• _ENTRIES SHOWN_:
* * * *

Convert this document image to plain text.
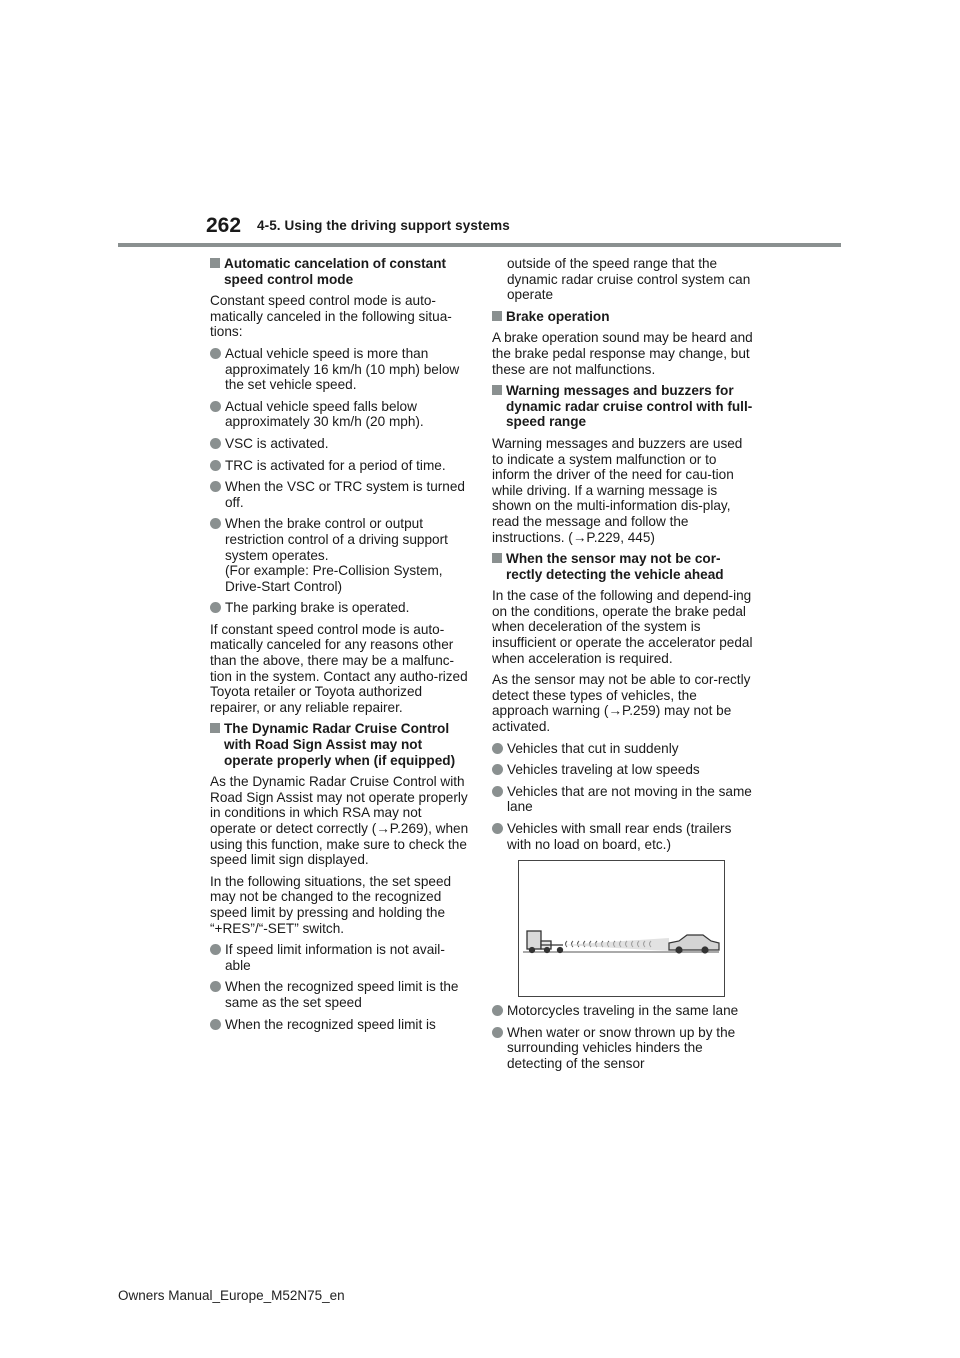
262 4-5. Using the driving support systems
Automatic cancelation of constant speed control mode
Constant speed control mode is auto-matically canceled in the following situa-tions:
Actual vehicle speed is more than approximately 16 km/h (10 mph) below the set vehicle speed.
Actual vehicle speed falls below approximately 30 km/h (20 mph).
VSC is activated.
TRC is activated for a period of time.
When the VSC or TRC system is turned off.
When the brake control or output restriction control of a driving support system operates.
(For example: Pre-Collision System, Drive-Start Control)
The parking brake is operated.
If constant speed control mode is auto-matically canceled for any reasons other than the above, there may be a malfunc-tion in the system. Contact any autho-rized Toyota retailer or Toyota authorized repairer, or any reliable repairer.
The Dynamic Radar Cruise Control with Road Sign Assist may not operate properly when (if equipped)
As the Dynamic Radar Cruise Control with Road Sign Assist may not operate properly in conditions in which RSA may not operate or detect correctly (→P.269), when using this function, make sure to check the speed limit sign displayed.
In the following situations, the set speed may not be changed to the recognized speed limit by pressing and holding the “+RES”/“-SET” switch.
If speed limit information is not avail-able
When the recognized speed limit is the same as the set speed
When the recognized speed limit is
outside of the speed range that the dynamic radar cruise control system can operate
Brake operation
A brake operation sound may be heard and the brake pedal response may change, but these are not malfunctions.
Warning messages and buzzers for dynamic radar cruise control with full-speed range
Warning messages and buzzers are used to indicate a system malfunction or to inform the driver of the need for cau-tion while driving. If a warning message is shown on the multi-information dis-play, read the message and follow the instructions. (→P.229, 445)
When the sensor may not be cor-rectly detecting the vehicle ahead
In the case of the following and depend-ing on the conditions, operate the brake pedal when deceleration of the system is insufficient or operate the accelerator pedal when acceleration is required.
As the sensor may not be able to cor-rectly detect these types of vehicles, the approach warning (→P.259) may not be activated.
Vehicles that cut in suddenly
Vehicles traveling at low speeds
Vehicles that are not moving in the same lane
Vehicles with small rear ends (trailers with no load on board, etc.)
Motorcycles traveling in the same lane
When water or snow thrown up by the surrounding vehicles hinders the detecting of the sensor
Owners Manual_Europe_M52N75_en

* * * *

• _REQUIRED TASK_: Where a line above contains the string "information", copy that line.

• _RESULT OF THIS EXERCISE_:
If speed limit information is not avail-able
Warning messages and buzzers are used to indicate a system malfunction or to inform the driver of the need for cau-tion while driving. If a warning message is shown on the multi-information dis-play, read the message and follow the instructions. (→P.229, 445)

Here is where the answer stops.